(Data entries)
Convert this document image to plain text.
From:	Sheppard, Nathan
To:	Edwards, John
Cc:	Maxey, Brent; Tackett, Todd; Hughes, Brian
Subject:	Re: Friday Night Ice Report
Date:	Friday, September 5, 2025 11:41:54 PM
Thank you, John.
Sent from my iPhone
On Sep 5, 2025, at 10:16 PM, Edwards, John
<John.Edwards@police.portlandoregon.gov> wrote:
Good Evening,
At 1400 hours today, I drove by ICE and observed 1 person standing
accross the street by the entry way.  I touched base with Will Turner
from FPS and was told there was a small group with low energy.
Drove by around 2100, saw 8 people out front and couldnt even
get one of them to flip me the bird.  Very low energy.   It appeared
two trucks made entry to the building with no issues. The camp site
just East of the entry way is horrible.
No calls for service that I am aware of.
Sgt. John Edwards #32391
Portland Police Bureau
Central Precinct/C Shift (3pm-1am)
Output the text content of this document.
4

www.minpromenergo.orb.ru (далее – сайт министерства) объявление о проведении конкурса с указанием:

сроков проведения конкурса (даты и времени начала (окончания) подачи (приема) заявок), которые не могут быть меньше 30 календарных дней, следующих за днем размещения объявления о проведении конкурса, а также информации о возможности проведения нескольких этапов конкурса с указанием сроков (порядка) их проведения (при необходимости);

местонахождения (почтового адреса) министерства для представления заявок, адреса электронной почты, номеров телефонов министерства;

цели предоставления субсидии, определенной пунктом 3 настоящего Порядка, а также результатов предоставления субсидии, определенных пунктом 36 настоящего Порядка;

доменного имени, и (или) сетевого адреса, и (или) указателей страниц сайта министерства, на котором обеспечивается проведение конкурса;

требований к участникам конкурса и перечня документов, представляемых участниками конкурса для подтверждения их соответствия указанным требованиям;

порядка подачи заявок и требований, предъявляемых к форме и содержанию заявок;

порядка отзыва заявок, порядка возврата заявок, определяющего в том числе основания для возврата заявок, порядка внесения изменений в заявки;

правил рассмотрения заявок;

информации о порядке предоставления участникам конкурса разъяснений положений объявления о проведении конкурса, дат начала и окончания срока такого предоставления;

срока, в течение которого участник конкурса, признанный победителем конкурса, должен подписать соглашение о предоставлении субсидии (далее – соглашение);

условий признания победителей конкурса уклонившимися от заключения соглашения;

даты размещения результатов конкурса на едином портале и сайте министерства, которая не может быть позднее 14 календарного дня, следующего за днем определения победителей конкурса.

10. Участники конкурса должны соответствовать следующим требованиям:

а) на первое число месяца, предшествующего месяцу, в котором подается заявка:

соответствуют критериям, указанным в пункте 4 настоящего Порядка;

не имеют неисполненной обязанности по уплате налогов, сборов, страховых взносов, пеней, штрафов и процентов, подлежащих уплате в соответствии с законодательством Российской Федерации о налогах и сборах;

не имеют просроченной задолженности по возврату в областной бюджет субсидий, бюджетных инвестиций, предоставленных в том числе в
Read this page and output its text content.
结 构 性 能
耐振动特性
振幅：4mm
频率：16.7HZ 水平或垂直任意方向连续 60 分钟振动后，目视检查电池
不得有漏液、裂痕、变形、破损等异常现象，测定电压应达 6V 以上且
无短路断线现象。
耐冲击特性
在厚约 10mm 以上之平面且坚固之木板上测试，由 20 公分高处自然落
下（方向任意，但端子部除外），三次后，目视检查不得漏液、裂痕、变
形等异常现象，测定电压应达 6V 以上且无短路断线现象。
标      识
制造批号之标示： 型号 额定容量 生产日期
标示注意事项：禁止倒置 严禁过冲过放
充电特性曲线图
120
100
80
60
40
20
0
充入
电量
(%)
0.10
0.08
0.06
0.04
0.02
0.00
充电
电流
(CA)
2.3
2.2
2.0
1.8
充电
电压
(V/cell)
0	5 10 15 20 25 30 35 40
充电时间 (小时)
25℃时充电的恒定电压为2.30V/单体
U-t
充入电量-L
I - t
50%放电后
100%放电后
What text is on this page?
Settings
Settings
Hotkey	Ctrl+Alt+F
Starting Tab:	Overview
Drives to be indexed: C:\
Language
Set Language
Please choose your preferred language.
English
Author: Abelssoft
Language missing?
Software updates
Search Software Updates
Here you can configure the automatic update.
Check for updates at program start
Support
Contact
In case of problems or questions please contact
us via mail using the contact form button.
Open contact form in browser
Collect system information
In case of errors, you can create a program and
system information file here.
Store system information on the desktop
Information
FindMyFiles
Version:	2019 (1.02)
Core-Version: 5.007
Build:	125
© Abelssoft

* _AIM_
Copy out each line of the material that holds the word "document".

* _COMPLETE RESPONSE_
Convert this document image to plain text.
Output the text content of this document.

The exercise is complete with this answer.